---------- Entries provided

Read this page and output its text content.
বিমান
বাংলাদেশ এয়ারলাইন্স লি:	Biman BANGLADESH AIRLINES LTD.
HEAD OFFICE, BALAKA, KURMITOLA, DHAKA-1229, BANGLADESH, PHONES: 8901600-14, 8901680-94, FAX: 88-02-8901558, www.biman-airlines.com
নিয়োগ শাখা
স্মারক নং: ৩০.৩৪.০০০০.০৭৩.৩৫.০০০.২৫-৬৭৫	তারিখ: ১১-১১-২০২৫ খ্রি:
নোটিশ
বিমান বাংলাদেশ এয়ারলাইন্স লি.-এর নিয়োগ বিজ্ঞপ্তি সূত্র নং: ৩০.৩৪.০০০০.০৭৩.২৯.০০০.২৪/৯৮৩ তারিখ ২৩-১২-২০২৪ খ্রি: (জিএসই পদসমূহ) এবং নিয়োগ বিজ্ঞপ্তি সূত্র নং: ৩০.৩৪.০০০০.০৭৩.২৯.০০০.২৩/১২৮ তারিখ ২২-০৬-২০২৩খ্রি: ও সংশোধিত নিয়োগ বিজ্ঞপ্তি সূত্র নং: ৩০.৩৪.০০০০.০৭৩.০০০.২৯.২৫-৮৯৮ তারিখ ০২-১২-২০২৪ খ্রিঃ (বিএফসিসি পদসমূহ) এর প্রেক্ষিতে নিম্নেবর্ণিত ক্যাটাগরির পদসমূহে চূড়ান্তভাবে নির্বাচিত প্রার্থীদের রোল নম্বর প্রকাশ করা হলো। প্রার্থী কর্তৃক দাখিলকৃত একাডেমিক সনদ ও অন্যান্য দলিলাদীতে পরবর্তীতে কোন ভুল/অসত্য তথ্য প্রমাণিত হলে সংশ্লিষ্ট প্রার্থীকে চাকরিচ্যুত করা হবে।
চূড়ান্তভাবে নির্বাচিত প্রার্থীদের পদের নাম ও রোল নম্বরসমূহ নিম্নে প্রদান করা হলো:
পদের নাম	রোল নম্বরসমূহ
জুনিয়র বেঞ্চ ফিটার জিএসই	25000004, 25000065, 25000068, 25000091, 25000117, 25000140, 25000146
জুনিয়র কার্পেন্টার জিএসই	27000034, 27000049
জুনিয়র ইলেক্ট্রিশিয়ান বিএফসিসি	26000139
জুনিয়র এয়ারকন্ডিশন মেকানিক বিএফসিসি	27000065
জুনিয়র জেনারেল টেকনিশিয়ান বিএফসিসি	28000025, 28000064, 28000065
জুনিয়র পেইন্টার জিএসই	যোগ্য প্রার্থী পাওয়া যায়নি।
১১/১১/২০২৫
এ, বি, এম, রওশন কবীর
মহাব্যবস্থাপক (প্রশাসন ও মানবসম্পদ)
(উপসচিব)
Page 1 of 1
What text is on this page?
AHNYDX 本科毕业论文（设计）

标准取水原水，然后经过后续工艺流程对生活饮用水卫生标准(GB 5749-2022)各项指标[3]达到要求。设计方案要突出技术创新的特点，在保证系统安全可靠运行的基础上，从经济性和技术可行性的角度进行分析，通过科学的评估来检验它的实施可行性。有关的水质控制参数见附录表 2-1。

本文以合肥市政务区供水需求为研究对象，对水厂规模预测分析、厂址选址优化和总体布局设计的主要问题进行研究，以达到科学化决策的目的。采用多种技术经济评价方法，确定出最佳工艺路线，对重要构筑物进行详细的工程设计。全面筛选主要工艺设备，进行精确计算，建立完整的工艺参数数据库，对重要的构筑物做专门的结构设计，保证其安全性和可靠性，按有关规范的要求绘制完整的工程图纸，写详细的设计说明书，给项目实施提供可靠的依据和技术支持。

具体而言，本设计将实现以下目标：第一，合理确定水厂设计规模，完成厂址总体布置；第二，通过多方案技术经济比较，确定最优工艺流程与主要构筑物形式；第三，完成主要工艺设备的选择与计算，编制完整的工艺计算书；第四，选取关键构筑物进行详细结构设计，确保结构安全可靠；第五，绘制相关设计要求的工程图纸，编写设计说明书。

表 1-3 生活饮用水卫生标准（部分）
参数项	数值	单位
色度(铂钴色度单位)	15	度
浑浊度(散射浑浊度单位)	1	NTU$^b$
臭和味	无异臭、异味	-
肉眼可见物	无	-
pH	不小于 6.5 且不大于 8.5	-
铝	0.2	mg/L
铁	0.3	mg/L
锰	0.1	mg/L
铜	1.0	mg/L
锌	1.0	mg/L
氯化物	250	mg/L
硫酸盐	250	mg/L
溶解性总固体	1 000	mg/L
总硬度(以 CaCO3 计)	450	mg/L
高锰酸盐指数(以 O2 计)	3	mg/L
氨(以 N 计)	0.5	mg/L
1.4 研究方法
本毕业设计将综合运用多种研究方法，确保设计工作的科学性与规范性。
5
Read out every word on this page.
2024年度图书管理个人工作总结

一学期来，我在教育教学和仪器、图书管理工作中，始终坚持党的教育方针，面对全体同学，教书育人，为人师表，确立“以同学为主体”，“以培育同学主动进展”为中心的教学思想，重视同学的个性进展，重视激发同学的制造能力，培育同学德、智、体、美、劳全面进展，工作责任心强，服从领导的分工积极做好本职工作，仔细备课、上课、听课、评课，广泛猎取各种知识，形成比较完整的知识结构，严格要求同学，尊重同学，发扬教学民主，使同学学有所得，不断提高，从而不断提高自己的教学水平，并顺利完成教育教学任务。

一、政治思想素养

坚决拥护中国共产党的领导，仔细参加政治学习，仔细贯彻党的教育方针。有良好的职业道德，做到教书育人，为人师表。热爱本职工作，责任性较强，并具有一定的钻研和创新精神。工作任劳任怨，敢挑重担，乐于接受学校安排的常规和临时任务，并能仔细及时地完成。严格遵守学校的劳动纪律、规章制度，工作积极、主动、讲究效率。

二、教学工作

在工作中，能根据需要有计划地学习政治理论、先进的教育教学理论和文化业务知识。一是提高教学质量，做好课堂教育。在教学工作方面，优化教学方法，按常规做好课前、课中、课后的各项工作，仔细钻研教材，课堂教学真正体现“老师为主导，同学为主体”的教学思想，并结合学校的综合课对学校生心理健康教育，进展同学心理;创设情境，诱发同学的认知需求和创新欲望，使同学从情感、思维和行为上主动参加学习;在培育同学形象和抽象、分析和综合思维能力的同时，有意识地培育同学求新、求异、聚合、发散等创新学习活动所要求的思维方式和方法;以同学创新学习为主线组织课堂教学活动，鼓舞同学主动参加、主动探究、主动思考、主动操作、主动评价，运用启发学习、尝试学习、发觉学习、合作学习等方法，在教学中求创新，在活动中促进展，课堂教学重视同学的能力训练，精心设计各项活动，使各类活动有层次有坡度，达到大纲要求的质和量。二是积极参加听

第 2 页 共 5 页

--------------------

The entries above should be repeated exactly, every one of them.

Worked solution =
Read this page and output its text content.
বিমান
বাংলাদেশ এয়ারলাইন্স লি:	Biman BANGLADESH AIRLINES LTD.
HEAD OFFICE, BALAKA, KURMITOLA, DHAKA-1229, BANGLADESH, PHONES: 8901600-14, 8901680-94, FAX: 88-02-8901558, www.biman-airlines.com
নিয়োগ শাখা
স্মারক নং: ৩০.৩৪.০০০০.০৭৩.৩৫.০০০.২৫-৬৭৫	তারিখ: ১১-১১-২০২৫ খ্রি:
নোটিশ
বিমান বাংলাদেশ এয়ারলাইন্স লি.-এর নিয়োগ বিজ্ঞপ্তি সূত্র নং: ৩০.৩৪.০০০০.০৭৩.২৯.০০০.২৪/৯৮৩ তারিখ ২৩-১২-২০২৪ খ্রি: (জিএসই পদসমূহ) এবং নিয়োগ বিজ্ঞপ্তি সূত্র নং: ৩০.৩৪.০০০০.০৭৩.২৯.০০০.২৩/১২৮ তারিখ ২২-০৬-২০২৩খ্রি: ও সংশোধিত নিয়োগ বিজ্ঞপ্তি সূত্র নং: ৩০.৩৪.০০০০.০৭৩.০০০.২৯.২৫-৮৯৮ তারিখ ০২-১২-২০২৪ খ্রিঃ (বিএফসিসি পদসমূহ) এর প্রেক্ষিতে নিম্নেবর্ণিত ক্যাটাগরির পদসমূহে চূড়ান্তভাবে নির্বাচিত প্রার্থীদের রোল নম্বর প্রকাশ করা হলো। প্রার্থী কর্তৃক দাখিলকৃত একাডেমিক সনদ ও অন্যান্য দলিলাদীতে পরবর্তীতে কোন ভুল/অসত্য তথ্য প্রমাণিত হলে সংশ্লিষ্ট প্রার্থীকে চাকরিচ্যুত করা হবে।
চূড়ান্তভাবে নির্বাচিত প্রার্থীদের পদের নাম ও রোল নম্বরসমূহ নিম্নে প্রদান করা হলো:
পদের নাম	রোল নম্বরসমূহ
জুনিয়র বেঞ্চ ফিটার জিএসই	25000004, 25000065, 25000068, 25000091, 25000117, 25000140, 25000146
জুনিয়র কার্পেন্টার জিএসই	27000034, 27000049
জুনিয়র ইলেক্ট্রিশিয়ান বিএফসিসি	26000139
জুনিয়র এয়ারকন্ডিশন মেকানিক বিএফসিসি	27000065
জুনিয়র জেনারেল টেকনিশিয়ান বিএফসিসি	28000025, 28000064, 28000065
জুনিয়র পেইন্টার জিএসই	যোগ্য প্রার্থী পাওয়া যায়নি।
১১/১১/২০২৫
এ, বি, এম, রওশন কবীর
মহাব্যবস্থাপক (প্রশাসন ও মানবসম্পদ)
(উপসচিব)
Page 1 of 1
What text is on this page?
AHNYDX 本科毕业论文（设计）

标准取水原水，然后经过后续工艺流程对生活饮用水卫生标准(GB 5749-2022)各项指标[3]达到要求。设计方案要突出技术创新的特点，在保证系统安全可靠运行的基础上，从经济性和技术可行性的角度进行分析，通过科学的评估来检验它的实施可行性。有关的水质控制参数见附录表 2-1。

本文以合肥市政务区供水需求为研究对象，对水厂规模预测分析、厂址选址优化和总体布局设计的主要问题进行研究，以达到科学化决策的目的。采用多种技术经济评价方法，确定出最佳工艺路线，对重要构筑物进行详细的工程设计。全面筛选主要工艺设备，进行精确计算，建立完整的工艺参数数据库，对重要的构筑物做专门的结构设计，保证其安全性和可靠性，按有关规范的要求绘制完整的工程图纸，写详细的设计说明书，给项目实施提供可靠的依据和技术支持。

具体而言，本设计将实现以下目标：第一，合理确定水厂设计规模，完成厂址总体布置；第二，通过多方案技术经济比较，确定最优工艺流程与主要构筑物形式；第三，完成主要工艺设备的选择与计算，编制完整的工艺计算书；第四，选取关键构筑物进行详细结构设计，确保结构安全可靠；第五，绘制相关设计要求的工程图纸，编写设计说明书。

表 1-3 生活饮用水卫生标准（部分）
参数项	数值	单位
色度(铂钴色度单位)	15	度
浑浊度(散射浑浊度单位)	1	NTU$^b$
臭和味	无异臭、异味	-
肉眼可见物	无	-
pH	不小于 6.5 且不大于 8.5	-
铝	0.2	mg/L
铁	0.3	mg/L
锰	0.1	mg/L
铜	1.0	mg/L
锌	1.0	mg/L
氯化物	250	mg/L
硫酸盐	250	mg/L
溶解性总固体	1 000	mg/L
总硬度(以 CaCO3 计)	450	mg/L
高锰酸盐指数(以 O2 计)	3	mg/L
氨(以 N 计)	0.5	mg/L
1.4 研究方法
本毕业设计将综合运用多种研究方法，确保设计工作的科学性与规范性。
5
Read out every word on this page.
2024年度图书管理个人工作总结

一学期来，我在教育教学和仪器、图书管理工作中，始终坚持党的教育方针，面对全体同学，教书育人，为人师表，确立“以同学为主体”，“以培育同学主动进展”为中心的教学思想，重视同学的个性进展，重视激发同学的制造能力，培育同学德、智、体、美、劳全面进展，工作责任心强，服从领导的分工积极做好本职工作，仔细备课、上课、听课、评课，广泛猎取各种知识，形成比较完整的知识结构，严格要求同学，尊重同学，发扬教学民主，使同学学有所得，不断提高，从而不断提高自己的教学水平，并顺利完成教育教学任务。

一、政治思想素养

坚决拥护中国共产党的领导，仔细参加政治学习，仔细贯彻党的教育方针。有良好的职业道德，做到教书育人，为人师表。热爱本职工作，责任性较强，并具有一定的钻研和创新精神。工作任劳任怨，敢挑重担，乐于接受学校安排的常规和临时任务，并能仔细及时地完成。严格遵守学校的劳动纪律、规章制度，工作积极、主动、讲究效率。

二、教学工作

在工作中，能根据需要有计划地学习政治理论、先进的教育教学理论和文化业务知识。一是提高教学质量，做好课堂教育。在教学工作方面，优化教学方法，按常规做好课前、课中、课后的各项工作，仔细钻研教材，课堂教学真正体现“老师为主导，同学为主体”的教学思想，并结合学校的综合课对学校生心理健康教育，进展同学心理;创设情境，诱发同学的认知需求和创新欲望，使同学从情感、思维和行为上主动参加学习;在培育同学形象和抽象、分析和综合思维能力的同时，有意识地培育同学求新、求异、聚合、发散等创新学习活动所要求的思维方式和方法;以同学创新学习为主线组织课堂教学活动，鼓舞同学主动参加、主动探究、主动思考、主动操作、主动评价，运用启发学习、尝试学习、发觉学习、合作学习等方法，在教学中求创新，在活动中促进展，课堂教学重视同学的能力训练，精心设计各项活动，使各类活动有层次有坡度，达到大纲要求的质和量。二是积极参加听

第 2 页 共 5 页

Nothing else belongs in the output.